● **Objective**
List in full each line of the listing below that contains the string "play".

(Part of a data file)

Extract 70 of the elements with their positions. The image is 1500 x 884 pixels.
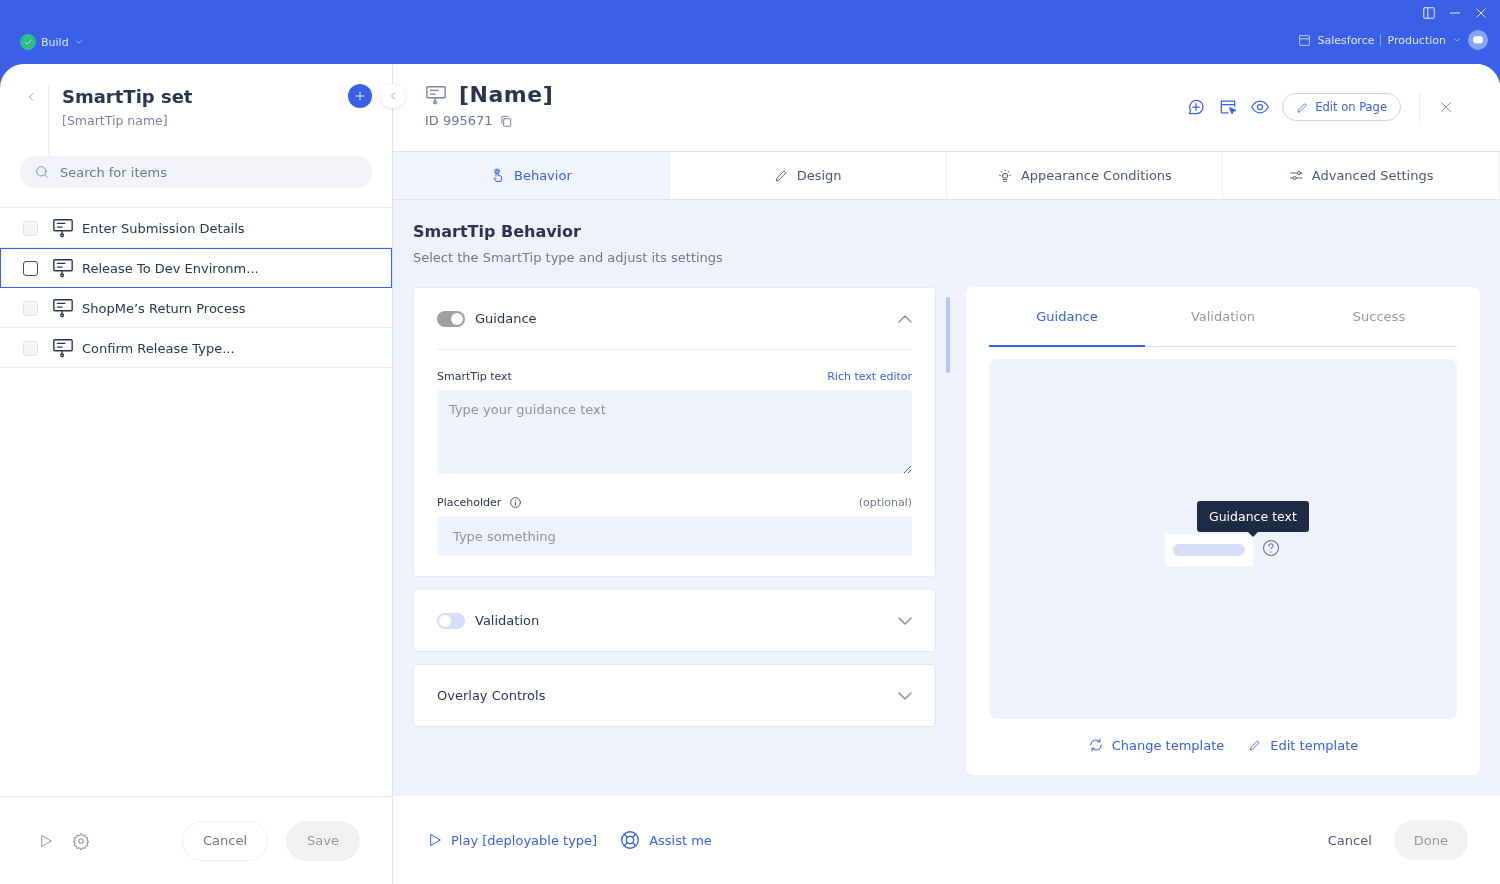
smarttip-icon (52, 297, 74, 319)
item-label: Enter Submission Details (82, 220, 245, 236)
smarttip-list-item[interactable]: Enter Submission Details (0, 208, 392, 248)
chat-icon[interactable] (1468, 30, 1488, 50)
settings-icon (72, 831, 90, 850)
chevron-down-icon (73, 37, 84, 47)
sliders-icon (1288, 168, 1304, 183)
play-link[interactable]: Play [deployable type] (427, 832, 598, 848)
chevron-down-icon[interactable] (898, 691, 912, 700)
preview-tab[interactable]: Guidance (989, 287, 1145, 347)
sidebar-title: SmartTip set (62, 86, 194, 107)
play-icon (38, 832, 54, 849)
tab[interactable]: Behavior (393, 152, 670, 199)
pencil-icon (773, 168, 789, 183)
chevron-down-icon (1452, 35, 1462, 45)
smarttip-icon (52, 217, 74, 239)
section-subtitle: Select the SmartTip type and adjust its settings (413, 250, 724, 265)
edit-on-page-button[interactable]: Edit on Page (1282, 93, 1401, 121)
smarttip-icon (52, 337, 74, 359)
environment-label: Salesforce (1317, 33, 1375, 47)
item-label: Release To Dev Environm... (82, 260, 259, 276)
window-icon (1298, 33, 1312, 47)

● **Written response**
play-link[interactable]: Play [deployable type] (427, 832, 598, 848)
play-icon (38, 832, 54, 849)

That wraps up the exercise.